--- OBJECTIVE ---
Each record below must be returned exactly as shown.

======== ENTRIES SHOWN

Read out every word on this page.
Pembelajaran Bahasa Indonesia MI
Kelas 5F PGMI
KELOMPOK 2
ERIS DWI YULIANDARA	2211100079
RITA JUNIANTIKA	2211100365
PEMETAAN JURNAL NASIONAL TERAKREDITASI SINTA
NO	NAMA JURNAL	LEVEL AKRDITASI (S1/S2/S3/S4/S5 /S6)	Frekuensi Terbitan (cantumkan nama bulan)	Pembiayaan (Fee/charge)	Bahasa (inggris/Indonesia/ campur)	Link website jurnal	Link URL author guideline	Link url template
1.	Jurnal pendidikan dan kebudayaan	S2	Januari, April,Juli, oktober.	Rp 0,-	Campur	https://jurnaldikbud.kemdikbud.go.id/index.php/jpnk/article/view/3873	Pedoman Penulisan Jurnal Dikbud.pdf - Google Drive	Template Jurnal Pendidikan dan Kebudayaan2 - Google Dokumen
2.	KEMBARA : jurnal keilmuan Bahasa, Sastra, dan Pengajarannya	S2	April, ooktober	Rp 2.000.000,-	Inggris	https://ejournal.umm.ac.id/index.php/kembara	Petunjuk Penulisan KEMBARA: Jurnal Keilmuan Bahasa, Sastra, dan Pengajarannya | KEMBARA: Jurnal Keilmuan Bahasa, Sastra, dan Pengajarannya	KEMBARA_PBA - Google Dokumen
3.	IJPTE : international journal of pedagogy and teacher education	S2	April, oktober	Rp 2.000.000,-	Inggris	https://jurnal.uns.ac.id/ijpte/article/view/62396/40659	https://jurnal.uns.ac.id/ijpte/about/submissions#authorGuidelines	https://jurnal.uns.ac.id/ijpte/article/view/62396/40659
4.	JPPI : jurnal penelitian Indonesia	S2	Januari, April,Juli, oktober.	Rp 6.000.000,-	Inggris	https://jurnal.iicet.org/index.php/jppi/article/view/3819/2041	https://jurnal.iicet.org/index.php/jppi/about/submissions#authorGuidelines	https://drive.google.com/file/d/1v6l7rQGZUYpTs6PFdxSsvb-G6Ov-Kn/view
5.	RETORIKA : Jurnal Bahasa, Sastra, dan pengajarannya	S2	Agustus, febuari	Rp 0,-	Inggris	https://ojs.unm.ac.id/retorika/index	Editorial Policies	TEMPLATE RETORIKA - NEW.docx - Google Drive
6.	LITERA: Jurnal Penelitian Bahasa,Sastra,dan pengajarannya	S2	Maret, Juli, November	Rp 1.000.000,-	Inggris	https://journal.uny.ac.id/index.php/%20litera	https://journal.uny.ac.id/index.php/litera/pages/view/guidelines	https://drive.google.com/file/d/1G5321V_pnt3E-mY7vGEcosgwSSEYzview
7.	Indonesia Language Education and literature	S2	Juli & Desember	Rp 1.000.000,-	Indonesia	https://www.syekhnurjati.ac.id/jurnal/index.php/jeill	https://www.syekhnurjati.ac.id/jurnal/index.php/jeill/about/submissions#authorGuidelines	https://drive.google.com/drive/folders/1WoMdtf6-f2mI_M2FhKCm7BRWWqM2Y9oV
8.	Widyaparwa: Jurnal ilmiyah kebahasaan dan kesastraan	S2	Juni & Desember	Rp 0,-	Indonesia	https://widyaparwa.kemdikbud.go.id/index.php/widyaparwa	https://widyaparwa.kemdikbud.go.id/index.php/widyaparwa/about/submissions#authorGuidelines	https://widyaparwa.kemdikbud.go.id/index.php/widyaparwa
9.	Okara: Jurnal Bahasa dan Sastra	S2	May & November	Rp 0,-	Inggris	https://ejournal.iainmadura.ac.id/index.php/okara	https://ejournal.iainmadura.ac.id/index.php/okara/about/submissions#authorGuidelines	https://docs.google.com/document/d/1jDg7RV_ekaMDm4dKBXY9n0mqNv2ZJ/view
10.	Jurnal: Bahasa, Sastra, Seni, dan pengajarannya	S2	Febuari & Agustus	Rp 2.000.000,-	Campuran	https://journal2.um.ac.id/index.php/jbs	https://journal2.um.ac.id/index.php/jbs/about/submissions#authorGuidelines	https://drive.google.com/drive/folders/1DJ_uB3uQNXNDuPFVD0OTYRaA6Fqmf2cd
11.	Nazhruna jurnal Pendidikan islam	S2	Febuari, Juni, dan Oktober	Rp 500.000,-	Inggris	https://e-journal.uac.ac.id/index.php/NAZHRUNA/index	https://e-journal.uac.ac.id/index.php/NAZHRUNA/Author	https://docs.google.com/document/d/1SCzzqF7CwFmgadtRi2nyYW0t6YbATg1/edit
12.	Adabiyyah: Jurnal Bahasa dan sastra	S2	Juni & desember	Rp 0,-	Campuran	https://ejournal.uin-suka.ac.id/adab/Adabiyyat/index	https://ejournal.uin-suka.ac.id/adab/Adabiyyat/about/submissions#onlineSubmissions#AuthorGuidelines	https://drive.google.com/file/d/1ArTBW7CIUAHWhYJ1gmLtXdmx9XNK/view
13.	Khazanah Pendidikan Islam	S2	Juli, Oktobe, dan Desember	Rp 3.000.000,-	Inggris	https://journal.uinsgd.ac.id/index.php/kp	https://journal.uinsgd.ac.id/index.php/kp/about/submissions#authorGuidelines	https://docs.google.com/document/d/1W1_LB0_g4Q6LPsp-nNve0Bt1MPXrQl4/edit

================

--- EXERCISE OUTPUT ---
Read out every word on this page.
Pembelajaran Bahasa Indonesia MI
Kelas 5F PGMI
KELOMPOK 2
ERIS DWI YULIANDARA	2211100079
RITA JUNIANTIKA	2211100365
PEMETAAN JURNAL NASIONAL TERAKREDITASI SINTA
NO	NAMA JURNAL	LEVEL AKRDITASI (S1/S2/S3/S4/S5 /S6)	Frekuensi Terbitan (cantumkan nama bulan)	Pembiayaan (Fee/charge)	Bahasa (inggris/Indonesia/ campur)	Link website jurnal	Link URL author guideline	Link url template
1.	Jurnal pendidikan dan kebudayaan	S2	Januari, April,Juli, oktober.	Rp 0,-	Campur	https://jurnaldikbud.kemdikbud.go.id/index.php/jpnk/article/view/3873	Pedoman Penulisan Jurnal Dikbud.pdf - Google Drive	Template Jurnal Pendidikan dan Kebudayaan2 - Google Dokumen
2.	KEMBARA : jurnal keilmuan Bahasa, Sastra, dan Pengajarannya	S2	April, ooktober	Rp 2.000.000,-	Inggris	https://ejournal.umm.ac.id/index.php/kembara	Petunjuk Penulisan KEMBARA: Jurnal Keilmuan Bahasa, Sastra, dan Pengajarannya | KEMBARA: Jurnal Keilmuan Bahasa, Sastra, dan Pengajarannya	KEMBARA_PBA - Google Dokumen
3.	IJPTE : international journal of pedagogy and teacher education	S2	April, oktober	Rp 2.000.000,-	Inggris	https://jurnal.uns.ac.id/ijpte/article/view/62396/40659	https://jurnal.uns.ac.id/ijpte/about/submissions#authorGuidelines	https://jurnal.uns.ac.id/ijpte/article/view/62396/40659
4.	JPPI : jurnal penelitian Indonesia	S2	Januari, April,Juli, oktober.	Rp 6.000.000,-	Inggris	https://jurnal.iicet.org/index.php/jppi/article/view/3819/2041	https://jurnal.iicet.org/index.php/jppi/about/submissions#authorGuidelines	https://drive.google.com/file/d/1v6l7rQGZUYpTs6PFdxSsvb-G6Ov-Kn/view
5.	RETORIKA : Jurnal Bahasa, Sastra, dan pengajarannya	S2	Agustus, febuari	Rp 0,-	Inggris	https://ojs.unm.ac.id/retorika/index	Editorial Policies	TEMPLATE RETORIKA - NEW.docx - Google Drive
6.	LITERA: Jurnal Penelitian Bahasa,Sastra,dan pengajarannya	S2	Maret, Juli, November	Rp 1.000.000,-	Inggris	https://journal.uny.ac.id/index.php/%20litera	https://journal.uny.ac.id/index.php/litera/pages/view/guidelines	https://drive.google.com/file/d/1G5321V_pnt3E-mY7vGEcosgwSSEYzview
7.	Indonesia Language Education and literature	S2	Juli & Desember	Rp 1.000.000,-	Indonesia	https://www.syekhnurjati.ac.id/jurnal/index.php/jeill	https://www.syekhnurjati.ac.id/jurnal/index.php/jeill/about/submissions#authorGuidelines	https://drive.google.com/drive/folders/1WoMdtf6-f2mI_M2FhKCm7BRWWqM2Y9oV
8.	Widyaparwa: Jurnal ilmiyah kebahasaan dan kesastraan	S2	Juni & Desember	Rp 0,-	Indonesia	https://widyaparwa.kemdikbud.go.id/index.php/widyaparwa	https://widyaparwa.kemdikbud.go.id/index.php/widyaparwa/about/submissions#authorGuidelines	https://widyaparwa.kemdikbud.go.id/index.php/widyaparwa
9.	Okara: Jurnal Bahasa dan Sastra	S2	May & November	Rp 0,-	Inggris	https://ejournal.iainmadura.ac.id/index.php/okara	https://ejournal.iainmadura.ac.id/index.php/okara/about/submissions#authorGuidelines	https://docs.google.com/document/d/1jDg7RV_ekaMDm4dKBXY9n0mqNv2ZJ/view
10.	Jurnal: Bahasa, Sastra, Seni, dan pengajarannya	S2	Febuari & Agustus	Rp 2.000.000,-	Campuran	https://journal2.um.ac.id/index.php/jbs	https://journal2.um.ac.id/index.php/jbs/about/submissions#authorGuidelines	https://drive.google.com/drive/folders/1DJ_uB3uQNXNDuPFVD0OTYRaA6Fqmf2cd
11.	Nazhruna jurnal Pendidikan islam	S2	Febuari, Juni, dan Oktober	Rp 500.000,-	Inggris	https://e-journal.uac.ac.id/index.php/NAZHRUNA/index	https://e-journal.uac.ac.id/index.php/NAZHRUNA/Author	https://docs.google.com/document/d/1SCzzqF7CwFmgadtRi2nyYW0t6YbATg1/edit
12.	Adabiyyah: Jurnal Bahasa dan sastra	S2	Juni & desember	Rp 0,-	Campuran	https://ejournal.uin-suka.ac.id/adab/Adabiyyat/index	https://ejournal.uin-suka.ac.id/adab/Adabiyyat/about/submissions#onlineSubmissions#AuthorGuidelines	https://drive.google.com/file/d/1ArTBW7CIUAHWhYJ1gmLtXdmx9XNK/view
13.	Khazanah Pendidikan Islam	S2	Juli, Oktobe, dan Desember	Rp 3.000.000,-	Inggris	https://journal.uinsgd.ac.id/index.php/kp	https://journal.uinsgd.ac.id/index.php/kp/about/submissions#authorGuidelines	https://docs.google.com/document/d/1W1_LB0_g4Q6LPsp-nNve0Bt1MPXrQl4/edit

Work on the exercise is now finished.